[Record set]
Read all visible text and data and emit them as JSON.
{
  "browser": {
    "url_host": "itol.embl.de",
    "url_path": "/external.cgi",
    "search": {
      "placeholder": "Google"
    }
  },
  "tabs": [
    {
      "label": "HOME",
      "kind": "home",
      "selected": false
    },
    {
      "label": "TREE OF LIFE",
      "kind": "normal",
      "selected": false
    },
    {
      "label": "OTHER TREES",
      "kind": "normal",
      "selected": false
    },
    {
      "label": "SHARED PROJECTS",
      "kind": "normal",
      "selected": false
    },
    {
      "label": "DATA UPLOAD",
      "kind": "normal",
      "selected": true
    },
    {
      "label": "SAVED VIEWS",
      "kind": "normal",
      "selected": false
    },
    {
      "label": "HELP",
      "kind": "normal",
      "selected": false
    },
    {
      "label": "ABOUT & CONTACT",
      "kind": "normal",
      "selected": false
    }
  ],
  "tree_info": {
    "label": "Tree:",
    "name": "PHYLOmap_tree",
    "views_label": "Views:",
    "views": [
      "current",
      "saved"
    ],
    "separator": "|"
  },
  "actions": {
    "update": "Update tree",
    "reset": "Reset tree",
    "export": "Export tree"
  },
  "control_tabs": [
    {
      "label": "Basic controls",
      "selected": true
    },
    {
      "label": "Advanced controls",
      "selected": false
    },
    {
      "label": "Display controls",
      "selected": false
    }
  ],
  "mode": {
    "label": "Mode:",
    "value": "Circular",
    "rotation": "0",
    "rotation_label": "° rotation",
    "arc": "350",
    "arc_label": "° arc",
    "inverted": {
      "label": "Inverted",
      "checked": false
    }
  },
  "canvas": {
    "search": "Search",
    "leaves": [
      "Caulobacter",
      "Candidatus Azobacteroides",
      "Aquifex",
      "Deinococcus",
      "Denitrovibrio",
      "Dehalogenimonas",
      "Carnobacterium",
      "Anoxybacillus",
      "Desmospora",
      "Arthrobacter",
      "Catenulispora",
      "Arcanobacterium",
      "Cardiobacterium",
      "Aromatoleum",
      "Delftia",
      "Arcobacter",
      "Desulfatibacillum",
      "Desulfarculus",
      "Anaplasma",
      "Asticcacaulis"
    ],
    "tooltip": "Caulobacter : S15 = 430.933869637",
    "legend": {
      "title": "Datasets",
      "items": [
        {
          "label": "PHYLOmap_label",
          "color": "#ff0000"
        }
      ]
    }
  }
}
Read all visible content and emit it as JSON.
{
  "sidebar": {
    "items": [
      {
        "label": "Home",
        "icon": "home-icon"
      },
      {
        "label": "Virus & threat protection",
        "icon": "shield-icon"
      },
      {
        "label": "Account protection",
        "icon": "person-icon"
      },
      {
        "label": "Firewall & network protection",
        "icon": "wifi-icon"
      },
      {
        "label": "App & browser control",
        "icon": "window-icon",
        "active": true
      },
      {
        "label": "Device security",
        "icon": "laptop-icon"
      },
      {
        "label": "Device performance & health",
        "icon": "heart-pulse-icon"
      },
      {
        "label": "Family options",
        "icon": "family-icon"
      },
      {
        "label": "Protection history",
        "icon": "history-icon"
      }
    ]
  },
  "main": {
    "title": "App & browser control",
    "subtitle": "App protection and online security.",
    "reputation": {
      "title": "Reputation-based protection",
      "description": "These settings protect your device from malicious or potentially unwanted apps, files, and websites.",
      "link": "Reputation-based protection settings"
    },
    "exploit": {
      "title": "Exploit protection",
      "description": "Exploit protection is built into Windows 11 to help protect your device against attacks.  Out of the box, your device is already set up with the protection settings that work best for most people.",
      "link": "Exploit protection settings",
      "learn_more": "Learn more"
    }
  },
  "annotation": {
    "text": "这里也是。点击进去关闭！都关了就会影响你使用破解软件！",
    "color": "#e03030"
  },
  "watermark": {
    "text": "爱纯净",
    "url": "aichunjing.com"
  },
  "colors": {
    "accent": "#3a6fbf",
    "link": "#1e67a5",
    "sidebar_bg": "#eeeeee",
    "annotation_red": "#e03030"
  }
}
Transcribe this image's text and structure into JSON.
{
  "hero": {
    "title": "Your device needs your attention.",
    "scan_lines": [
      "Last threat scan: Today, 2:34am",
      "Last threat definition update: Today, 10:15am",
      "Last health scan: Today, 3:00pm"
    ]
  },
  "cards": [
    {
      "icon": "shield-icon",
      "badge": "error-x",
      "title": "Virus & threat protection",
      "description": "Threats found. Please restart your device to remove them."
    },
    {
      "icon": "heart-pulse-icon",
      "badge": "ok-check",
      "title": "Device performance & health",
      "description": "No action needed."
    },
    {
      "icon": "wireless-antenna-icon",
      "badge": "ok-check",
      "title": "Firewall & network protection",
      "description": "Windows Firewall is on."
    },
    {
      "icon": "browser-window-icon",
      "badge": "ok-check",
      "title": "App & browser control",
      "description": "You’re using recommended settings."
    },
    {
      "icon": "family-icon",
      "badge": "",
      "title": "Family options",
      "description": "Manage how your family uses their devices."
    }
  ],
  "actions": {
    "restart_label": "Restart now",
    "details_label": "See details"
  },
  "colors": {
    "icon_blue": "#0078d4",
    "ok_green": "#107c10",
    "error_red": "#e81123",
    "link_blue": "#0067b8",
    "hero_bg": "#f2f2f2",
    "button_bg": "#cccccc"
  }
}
[/Record set]
Your instructions: Each line of the data must be set down again as it is.

Answer for this exercise:
Read all visible text and data and emit them as JSON.
{
  "browser": {
    "url_host": "itol.embl.de",
    "url_path": "/external.cgi",
    "search": {
      "placeholder": "Google"
    }
  },
  "tabs": [
    {
      "label": "HOME",
      "kind": "home",
      "selected": false
    },
    {
      "label": "TREE OF LIFE",
      "kind": "normal",
      "selected": false
    },
    {
      "label": "OTHER TREES",
      "kind": "normal",
      "selected": false
    },
    {
      "label": "SHARED PROJECTS",
      "kind": "normal",
      "selected": false
    },
    {
      "label": "DATA UPLOAD",
      "kind": "normal",
      "selected": true
    },
    {
      "label": "SAVED VIEWS",
      "kind": "normal",
      "selected": false
    },
    {
      "label": "HELP",
      "kind": "normal",
      "selected": false
    },
    {
      "label": "ABOUT & CONTACT",
      "kind": "normal",
      "selected": false
    }
  ],
  "tree_info": {
    "label": "Tree:",
    "name": "PHYLOmap_tree",
    "views_label": "Views:",
    "views": [
      "current",
      "saved"
    ],
    "separator": "|"
  },
  "actions": {
    "update": "Update tree",
    "reset": "Reset tree",
    "export": "Export tree"
  },
  "control_tabs": [
    {
      "label": "Basic controls",
      "selected": true
    },
    {
      "label": "Advanced controls",
      "selected": false
    },
    {
      "label": "Display controls",
      "selected": false
    }
  ],
  "mode": {
    "label": "Mode:",
    "value": "Circular",
    "rotation": "0",
    "rotation_label": "° rotation",
    "arc": "350",
    "arc_label": "° arc",
    "inverted": {
      "label": "Inverted",
      "checked": false
    }
  },
  "canvas": {
    "search": "Search",
    "leaves": [
      "Caulobacter",
      "Candidatus Azobacteroides",
      "Aquifex",
      "Deinococcus",
      "Denitrovibrio",
      "Dehalogenimonas",
      "Carnobacterium",
      "Anoxybacillus",
      "Desmospora",
      "Arthrobacter",
      "Catenulispora",
      "Arcanobacterium",
      "Cardiobacterium",
      "Aromatoleum",
      "Delftia",
      "Arcobacter",
      "Desulfatibacillum",
      "Desulfarculus",
      "Anaplasma",
      "Asticcacaulis"
    ],
    "tooltip": "Caulobacter : S15 = 430.933869637",
    "legend": {
      "title": "Datasets",
      "items": [
        {
          "label": "PHYLOmap_label",
          "color": "#ff0000"
        }
      ]
    }
  }
}
Read all visible content and emit it as JSON.
{
  "sidebar": {
    "items": [
      {
        "label": "Home",
        "icon": "home-icon"
      },
      {
        "label": "Virus & threat protection",
        "icon": "shield-icon"
      },
      {
        "label": "Account protection",
        "icon": "person-icon"
      },
      {
        "label": "Firewall & network protection",
        "icon": "wifi-icon"
      },
      {
        "label": "App & browser control",
        "icon": "window-icon",
        "active": true
      },
      {
        "label": "Device security",
        "icon": "laptop-icon"
      },
      {
        "label": "Device performance & health",
        "icon": "heart-pulse-icon"
      },
      {
        "label": "Family options",
        "icon": "family-icon"
      },
      {
        "label": "Protection history",
        "icon": "history-icon"
      }
    ]
  },
  "main": {
    "title": "App & browser control",
    "subtitle": "App protection and online security.",
    "reputation": {
      "title": "Reputation-based protection",
      "description": "These settings protect your device from malicious or potentially unwanted apps, files, and websites.",
      "link": "Reputation-based protection settings"
    },
    "exploit": {
      "title": "Exploit protection",
      "description": "Exploit protection is built into Windows 11 to help protect your device against attacks.  Out of the box, your device is already set up with the protection settings that work best for most people.",
      "link": "Exploit protection settings",
      "learn_more": "Learn more"
    }
  },
  "annotation": {
    "text": "这里也是。点击进去关闭！都关了就会影响你使用破解软件！",
    "color": "#e03030"
  },
  "watermark": {
    "text": "爱纯净",
    "url": "aichunjing.com"
  },
  "colors": {
    "accent": "#3a6fbf",
    "link": "#1e67a5",
    "sidebar_bg": "#eeeeee",
    "annotation_red": "#e03030"
  }
}
Transcribe this image's text and structure into JSON.
{
  "hero": {
    "title": "Your device needs your attention.",
    "scan_lines": [
      "Last threat scan: Today, 2:34am",
      "Last threat definition update: Today, 10:15am",
      "Last health scan: Today, 3:00pm"
    ]
  },
  "cards": [
    {
      "icon": "shield-icon",
      "badge": "error-x",
      "title": "Virus & threat protection",
      "description": "Threats found. Please restart your device to remove them."
    },
    {
      "icon": "heart-pulse-icon",
      "badge": "ok-check",
      "title": "Device performance & health",
      "description": "No action needed."
    },
    {
      "icon": "wireless-antenna-icon",
      "badge": "ok-check",
      "title": "Firewall & network protection",
      "description": "Windows Firewall is on."
    },
    {
      "icon": "browser-window-icon",
      "badge": "ok-check",
      "title": "App & browser control",
      "description": "You’re using recommended settings."
    },
    {
      "icon": "family-icon",
      "badge": "",
      "title": "Family options",
      "description": "Manage how your family uses their devices."
    }
  ],
  "actions": {
    "restart_label": "Restart now",
    "details_label": "See details"
  },
  "colors": {
    "icon_blue": "#0078d4",
    "ok_green": "#107c10",
    "error_red": "#e81123",
    "link_blue": "#0067b8",
    "hero_bg": "#f2f2f2",
    "button_bg": "#cccccc"
  }
}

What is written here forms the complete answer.